* start Raw data *

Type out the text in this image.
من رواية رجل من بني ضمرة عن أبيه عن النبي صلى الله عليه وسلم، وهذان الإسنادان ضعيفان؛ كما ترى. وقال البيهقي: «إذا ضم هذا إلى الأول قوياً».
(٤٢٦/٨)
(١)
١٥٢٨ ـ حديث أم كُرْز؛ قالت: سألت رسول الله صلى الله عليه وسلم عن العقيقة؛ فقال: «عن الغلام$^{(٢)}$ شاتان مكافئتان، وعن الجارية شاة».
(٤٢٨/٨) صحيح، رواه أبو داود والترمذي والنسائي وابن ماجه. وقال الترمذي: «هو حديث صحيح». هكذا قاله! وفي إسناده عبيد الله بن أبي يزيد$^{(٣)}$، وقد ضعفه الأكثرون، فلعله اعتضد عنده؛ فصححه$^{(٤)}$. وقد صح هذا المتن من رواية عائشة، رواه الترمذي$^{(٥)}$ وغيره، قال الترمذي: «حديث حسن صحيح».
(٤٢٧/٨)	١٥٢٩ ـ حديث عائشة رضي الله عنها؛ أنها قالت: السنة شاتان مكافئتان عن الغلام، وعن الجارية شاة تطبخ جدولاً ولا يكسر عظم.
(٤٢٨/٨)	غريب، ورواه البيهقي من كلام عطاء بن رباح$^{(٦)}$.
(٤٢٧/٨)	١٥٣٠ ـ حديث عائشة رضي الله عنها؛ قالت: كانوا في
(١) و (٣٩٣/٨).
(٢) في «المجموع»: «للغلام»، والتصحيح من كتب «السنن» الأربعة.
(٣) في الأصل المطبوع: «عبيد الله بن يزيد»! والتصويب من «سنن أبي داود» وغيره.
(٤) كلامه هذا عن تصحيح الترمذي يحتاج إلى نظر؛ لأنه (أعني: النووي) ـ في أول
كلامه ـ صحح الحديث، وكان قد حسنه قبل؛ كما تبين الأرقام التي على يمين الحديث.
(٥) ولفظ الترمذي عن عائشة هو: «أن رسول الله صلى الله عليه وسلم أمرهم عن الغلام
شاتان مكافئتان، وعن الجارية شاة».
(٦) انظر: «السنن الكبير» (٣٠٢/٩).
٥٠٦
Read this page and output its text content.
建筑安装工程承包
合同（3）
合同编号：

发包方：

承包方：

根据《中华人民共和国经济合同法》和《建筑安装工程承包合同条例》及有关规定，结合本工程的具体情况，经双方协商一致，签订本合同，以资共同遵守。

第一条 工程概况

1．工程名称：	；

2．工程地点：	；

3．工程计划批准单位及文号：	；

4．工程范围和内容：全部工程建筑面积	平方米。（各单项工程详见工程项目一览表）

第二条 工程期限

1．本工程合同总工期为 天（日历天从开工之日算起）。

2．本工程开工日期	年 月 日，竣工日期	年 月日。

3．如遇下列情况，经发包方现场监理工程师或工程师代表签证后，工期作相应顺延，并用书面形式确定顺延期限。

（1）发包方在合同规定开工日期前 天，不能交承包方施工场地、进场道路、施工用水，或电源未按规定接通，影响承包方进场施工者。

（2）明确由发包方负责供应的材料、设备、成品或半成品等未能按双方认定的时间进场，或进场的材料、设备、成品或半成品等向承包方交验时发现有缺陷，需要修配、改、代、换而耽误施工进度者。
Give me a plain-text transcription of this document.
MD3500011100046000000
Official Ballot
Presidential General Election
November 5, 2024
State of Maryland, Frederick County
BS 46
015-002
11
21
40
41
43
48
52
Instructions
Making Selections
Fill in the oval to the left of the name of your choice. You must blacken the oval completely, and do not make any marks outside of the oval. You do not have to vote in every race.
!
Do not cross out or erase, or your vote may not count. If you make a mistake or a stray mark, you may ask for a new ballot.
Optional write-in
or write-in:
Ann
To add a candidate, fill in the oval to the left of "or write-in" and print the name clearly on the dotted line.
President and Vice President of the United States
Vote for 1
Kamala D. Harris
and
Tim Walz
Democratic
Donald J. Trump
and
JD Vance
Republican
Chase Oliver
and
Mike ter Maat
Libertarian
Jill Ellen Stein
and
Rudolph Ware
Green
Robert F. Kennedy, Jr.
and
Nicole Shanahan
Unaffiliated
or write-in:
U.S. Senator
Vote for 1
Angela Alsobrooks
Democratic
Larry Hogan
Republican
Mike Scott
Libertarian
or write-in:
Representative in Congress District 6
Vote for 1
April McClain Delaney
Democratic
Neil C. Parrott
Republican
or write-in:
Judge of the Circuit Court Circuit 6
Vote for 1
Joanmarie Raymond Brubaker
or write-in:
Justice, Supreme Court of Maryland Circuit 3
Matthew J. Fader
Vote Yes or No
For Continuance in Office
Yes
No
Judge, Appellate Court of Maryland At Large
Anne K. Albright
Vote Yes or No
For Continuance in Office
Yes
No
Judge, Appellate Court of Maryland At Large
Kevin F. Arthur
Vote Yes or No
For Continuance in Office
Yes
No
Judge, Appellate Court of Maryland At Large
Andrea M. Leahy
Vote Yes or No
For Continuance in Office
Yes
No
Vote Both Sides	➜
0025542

* end Raw data *

_Set problem_
Copy down every line of the entries containing the word "وغيره".

_Response to this exercise_
(٤٢٨/٨) صحيح، رواه أبو داود والترمذي والنسائي وابن ماجه. وقال الترمذي: «هو حديث صحيح». هكذا قاله! وفي إسناده عبيد الله بن أبي يزيد$^{(٣)}$، وقد ضعفه الأكثرون، فلعله اعتضد عنده؛ فصححه$^{(٤)}$. وقد صح هذا المتن من رواية عائشة، رواه الترمذي$^{(٥)}$ وغيره، قال الترمذي: «حديث حسن صحيح».
(٣) في الأصل المطبوع: «عبيد الله بن يزيد»! والتصويب من «سنن أبي داود» وغيره.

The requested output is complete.